Supplied passage
Then I tested Helix[0] when a friend suggested it and it Just Works. Along with LSP support that just picks up language servers automatically if you install them.
The target-action command style takes some getting used to after (n)vim's action-target style, but I actually prefer it now.
[0] https://helix-editor.com
fwiw, the plugin system doesn't magically just get "weird errors", its always some form of user negligence.
I literally didn’t touch it and it started throwing errors :)
super useful list, you probably should expand it into a blog post
The builtin pager doesn't have an END shortcut...
it's useless without such a small thing.
The guy's brilliant. Check out his other projects too: https://github.com/sharkdp?tab=repositories
Slightly better link that filters to only to "Sources" (no forks) and also by number of Stars.
https://github.com/sharkdp?tab=repositories&q=&type=source&l...
One of the first programs I install in any new setup. Just having the line numbers in your snippets, when all your communication is over asynchronous platforms with UX features designed by the Greatest Minds at Microsoft, streamlines discussions do much.
oh you cheeky cat ! w3c did a huge disservice by not including the ‘snarky’ tag in their specification.
Has anyone had any luck compiling bat for WebAssembly? I tried recently to get a version I could run on a-Shell[1] on iOS, but ran into issues with some of its dependencies.
[1]: https://github.com/holzschu/a-shell
I love "bat". It just give readability in the terminal a boost.
bat is part of my extended posix "Must Installs", nicely extensible, glad to see it get love.
What is it? It says it is a cat clone, but what is cat?
https://en.wikipedia.org/wiki/Cat_(Unix)
Bat is a file viewer that supports syntax highlighting and reads git status to also annotate added/deleted/changed lines.
The classic file viewer for a terminal is cat (or less).
Just a nitpick. The real use of cat is to concatenate two or more files and dump the result in its stdout. But people use it more like file viewer these days.
Bat is a file viewer in every sense. I have concatenated multiple files using bat. It does come in handy sometimes. But even the concatenated output is designed to be a visual aid, not the traditional concatenation that cat does.
To be 100% fair, Bat only acts this way when used in an interactive environment. As far as I know, in non-interactive cases (a la shell scripting) it falls back to normal cat behaviour
That's interesting! How did you know?

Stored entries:
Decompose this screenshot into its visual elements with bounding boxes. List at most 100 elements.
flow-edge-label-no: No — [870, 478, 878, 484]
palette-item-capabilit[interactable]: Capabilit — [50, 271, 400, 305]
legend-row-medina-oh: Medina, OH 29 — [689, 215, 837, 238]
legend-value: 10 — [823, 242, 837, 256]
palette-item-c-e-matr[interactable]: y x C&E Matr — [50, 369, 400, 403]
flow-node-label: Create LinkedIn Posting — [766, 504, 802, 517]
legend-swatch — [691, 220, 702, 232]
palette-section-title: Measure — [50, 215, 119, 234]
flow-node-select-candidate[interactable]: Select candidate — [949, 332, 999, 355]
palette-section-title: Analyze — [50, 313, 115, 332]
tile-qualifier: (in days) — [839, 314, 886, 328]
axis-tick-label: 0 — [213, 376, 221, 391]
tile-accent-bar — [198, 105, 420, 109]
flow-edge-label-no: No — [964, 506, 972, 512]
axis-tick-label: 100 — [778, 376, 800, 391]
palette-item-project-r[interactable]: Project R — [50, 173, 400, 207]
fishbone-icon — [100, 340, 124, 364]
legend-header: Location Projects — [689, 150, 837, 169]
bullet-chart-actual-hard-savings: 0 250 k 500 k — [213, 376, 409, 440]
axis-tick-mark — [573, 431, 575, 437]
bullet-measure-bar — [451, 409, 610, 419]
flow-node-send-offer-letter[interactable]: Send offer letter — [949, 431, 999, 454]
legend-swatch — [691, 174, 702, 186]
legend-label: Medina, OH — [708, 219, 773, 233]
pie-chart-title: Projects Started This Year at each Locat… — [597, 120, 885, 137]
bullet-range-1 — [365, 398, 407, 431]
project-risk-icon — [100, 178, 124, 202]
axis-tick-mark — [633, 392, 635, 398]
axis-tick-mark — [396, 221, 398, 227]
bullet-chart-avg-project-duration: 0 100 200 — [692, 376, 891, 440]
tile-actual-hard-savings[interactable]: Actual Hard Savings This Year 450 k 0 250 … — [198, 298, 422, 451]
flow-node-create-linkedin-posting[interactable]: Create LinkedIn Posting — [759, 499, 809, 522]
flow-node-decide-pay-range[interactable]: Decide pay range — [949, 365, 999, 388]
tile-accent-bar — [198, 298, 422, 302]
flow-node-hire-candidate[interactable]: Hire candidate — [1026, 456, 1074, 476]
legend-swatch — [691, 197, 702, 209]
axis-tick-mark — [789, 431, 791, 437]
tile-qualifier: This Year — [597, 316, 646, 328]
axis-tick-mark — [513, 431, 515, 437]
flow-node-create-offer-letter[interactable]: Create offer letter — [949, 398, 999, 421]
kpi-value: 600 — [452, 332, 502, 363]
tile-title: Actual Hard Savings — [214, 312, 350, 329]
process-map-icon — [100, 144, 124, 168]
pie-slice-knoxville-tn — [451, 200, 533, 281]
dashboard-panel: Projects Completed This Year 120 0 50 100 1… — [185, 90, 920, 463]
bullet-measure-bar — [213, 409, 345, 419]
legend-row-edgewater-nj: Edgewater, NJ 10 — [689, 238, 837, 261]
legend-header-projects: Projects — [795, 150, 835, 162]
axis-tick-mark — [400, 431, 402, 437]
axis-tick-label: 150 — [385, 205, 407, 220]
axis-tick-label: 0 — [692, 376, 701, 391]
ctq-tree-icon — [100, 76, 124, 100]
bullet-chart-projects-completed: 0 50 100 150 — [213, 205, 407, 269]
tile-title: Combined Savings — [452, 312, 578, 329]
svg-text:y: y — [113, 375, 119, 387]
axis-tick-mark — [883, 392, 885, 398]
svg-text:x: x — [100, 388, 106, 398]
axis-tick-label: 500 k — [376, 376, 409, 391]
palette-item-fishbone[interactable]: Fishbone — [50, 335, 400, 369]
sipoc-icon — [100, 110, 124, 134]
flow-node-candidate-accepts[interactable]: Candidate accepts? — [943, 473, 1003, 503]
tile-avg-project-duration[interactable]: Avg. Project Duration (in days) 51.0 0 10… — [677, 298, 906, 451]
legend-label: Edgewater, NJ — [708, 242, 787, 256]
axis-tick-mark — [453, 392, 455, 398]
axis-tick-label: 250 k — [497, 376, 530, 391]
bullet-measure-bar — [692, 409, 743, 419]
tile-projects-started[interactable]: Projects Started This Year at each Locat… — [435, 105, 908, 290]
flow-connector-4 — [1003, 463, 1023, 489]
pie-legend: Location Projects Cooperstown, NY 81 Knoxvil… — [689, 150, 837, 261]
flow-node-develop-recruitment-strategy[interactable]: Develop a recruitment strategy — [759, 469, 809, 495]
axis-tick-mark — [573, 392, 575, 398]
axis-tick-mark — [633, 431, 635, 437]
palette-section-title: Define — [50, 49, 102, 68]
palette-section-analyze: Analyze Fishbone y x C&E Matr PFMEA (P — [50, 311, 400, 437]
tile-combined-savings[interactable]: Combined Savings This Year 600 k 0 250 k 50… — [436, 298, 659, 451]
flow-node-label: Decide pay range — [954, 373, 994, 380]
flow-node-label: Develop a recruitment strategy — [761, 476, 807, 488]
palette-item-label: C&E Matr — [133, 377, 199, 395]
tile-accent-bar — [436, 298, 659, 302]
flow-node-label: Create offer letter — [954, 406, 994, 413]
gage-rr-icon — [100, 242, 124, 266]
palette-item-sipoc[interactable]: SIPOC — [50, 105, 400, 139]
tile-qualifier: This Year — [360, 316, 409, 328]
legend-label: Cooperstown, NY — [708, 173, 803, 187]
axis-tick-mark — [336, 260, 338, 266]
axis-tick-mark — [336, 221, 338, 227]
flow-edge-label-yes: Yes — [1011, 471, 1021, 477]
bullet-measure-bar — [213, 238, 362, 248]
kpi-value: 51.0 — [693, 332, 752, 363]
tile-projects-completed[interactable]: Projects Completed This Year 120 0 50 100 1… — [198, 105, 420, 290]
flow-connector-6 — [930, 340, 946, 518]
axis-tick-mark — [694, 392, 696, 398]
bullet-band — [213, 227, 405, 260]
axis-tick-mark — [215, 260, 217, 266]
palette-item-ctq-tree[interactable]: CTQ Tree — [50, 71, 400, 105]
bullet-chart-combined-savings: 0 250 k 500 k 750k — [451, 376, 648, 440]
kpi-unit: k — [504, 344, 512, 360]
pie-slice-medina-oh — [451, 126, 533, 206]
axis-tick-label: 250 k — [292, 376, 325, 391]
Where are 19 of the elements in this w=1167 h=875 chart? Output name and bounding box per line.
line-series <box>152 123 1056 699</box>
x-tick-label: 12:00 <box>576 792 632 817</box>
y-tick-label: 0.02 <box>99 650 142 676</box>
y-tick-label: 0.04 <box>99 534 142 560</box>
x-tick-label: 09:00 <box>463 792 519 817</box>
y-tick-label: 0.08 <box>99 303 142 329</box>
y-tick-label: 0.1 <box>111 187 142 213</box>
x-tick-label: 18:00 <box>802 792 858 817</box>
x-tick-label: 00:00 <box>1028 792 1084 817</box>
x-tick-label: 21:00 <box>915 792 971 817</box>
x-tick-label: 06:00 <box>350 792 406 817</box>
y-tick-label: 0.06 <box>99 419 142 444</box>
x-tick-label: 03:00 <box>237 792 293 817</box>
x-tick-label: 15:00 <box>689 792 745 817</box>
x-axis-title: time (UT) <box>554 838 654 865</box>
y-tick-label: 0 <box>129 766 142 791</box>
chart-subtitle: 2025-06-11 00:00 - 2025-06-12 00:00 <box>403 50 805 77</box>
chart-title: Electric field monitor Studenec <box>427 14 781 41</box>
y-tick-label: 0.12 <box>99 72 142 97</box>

What the task requires
Write the next part of the discussion thread about the bat file viewer, starting right after its last comment.

Exercise output
Their README claims the following
> Whenever bat detects a non-interactive terminal (i.e. when you pipe into another process or into a file), bat will act as a drop-in replacement for cat and fall back to printing the plain file contents
which was good enough for me personally, but I also have seen anecdotal evidence of people running `alias cat=bat` with a bunch of your usual bash piping work without any issues
Just a nitpick. They said the classic file viewer is cat, not that cat's primary purpose was viewing files.
cat is a classic unix program that outputs the contents of one or more files to stdout. It's short for concatenate
Nit-pick: It’s short for catenate (:
A very wide used command line program that prints out the contents of a file on a terminal. Chances are pretty high cat is installed on your system already.
Example: If you're navigating to the folder of a git repository in your terminal and quickly want to see what the readme says without having to open a file manager or going to the website on github/gitlab/codeberg you can run:
Which shows the text stored in that file directly in your terminal window.bat does essentially the same, only fancier, with syntax highlighting, some formatting and colors.
It doesn't do that actually. It concatenates files. From the description on the man page:
https://man7.org/linux/man-pages/man1/cat.1.html[delayed]
TIL: Bat != .bat != The Bat.
https://en.wikipedia.org/wiki/Batch_file
https://www.ritlabs.com/en/products/thebat/
Expanded...
I have 2 mental definitions of "bat" as a term in computing. Only one can be interpreted as a standalone piece of software that has a version number. And this isn't it.